* **JOB**: Reproduce the entries below with every occurrence of "svg-text" changed to "chart-text" and nothing else altered. Omit the pictures from your answer.

———

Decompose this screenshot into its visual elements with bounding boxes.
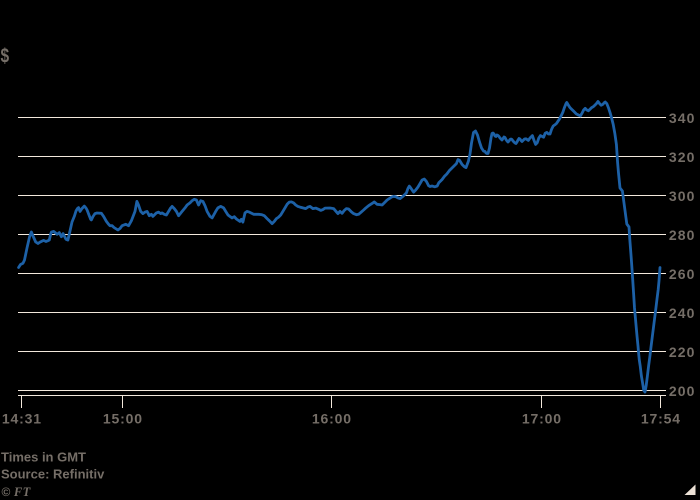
svg-text:$: $ [1, 45, 10, 68]
svg-text:200: 200 [669, 383, 696, 399]
svg-text:260: 260 [669, 266, 696, 282]
svg-text:300: 300 [669, 188, 696, 204]
svg-text:340: 340 [669, 110, 696, 126]
svg-text:16:00: 16:00 [312, 411, 352, 427]
svg-text:Source: Refinitiv: Source: Refinitiv [1, 467, 105, 482]
svg-text:220: 220 [669, 344, 696, 360]
svg-text:14:31: 14:31 [2, 411, 42, 427]
svg-text:©FT: © FT [2, 485, 32, 499]
svg-text:Times in GMT: Times in GMT [1, 450, 86, 465]
svg-text:320: 320 [669, 149, 696, 165]
svg-text:15:00: 15:00 [103, 411, 143, 427]
svg-text:280: 280 [669, 227, 696, 243]
svg-text:240: 240 [669, 305, 696, 321]
svg-text:17:00: 17:00 [522, 411, 562, 427]
svg-text:17:54: 17:54 [641, 411, 681, 427]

———

* **RESULT BELOW**:
Decompose this screenshot into its visual elements with bounding boxes.
chart-text:$: $ [1, 45, 10, 68]
chart-text:200: 200 [669, 383, 696, 399]
chart-text:260: 260 [669, 266, 696, 282]
chart-text:300: 300 [669, 188, 696, 204]
chart-text:340: 340 [669, 110, 696, 126]
chart-text:16:00: 16:00 [312, 411, 352, 427]
chart-text:Source: Refinitiv: Source: Refinitiv [1, 467, 105, 482]
chart-text:220: 220 [669, 344, 696, 360]
chart-text:14:31: 14:31 [2, 411, 42, 427]
chart-text:©FT: © FT [2, 485, 32, 499]
chart-text:Times in GMT: Times in GMT [1, 450, 86, 465]
chart-text:320: 320 [669, 149, 696, 165]
chart-text:15:00: 15:00 [103, 411, 143, 427]
chart-text:280: 280 [669, 227, 696, 243]
chart-text:240: 240 [669, 305, 696, 321]
chart-text:17:00: 17:00 [522, 411, 562, 427]
chart-text:17:54: 17:54 [641, 411, 681, 427]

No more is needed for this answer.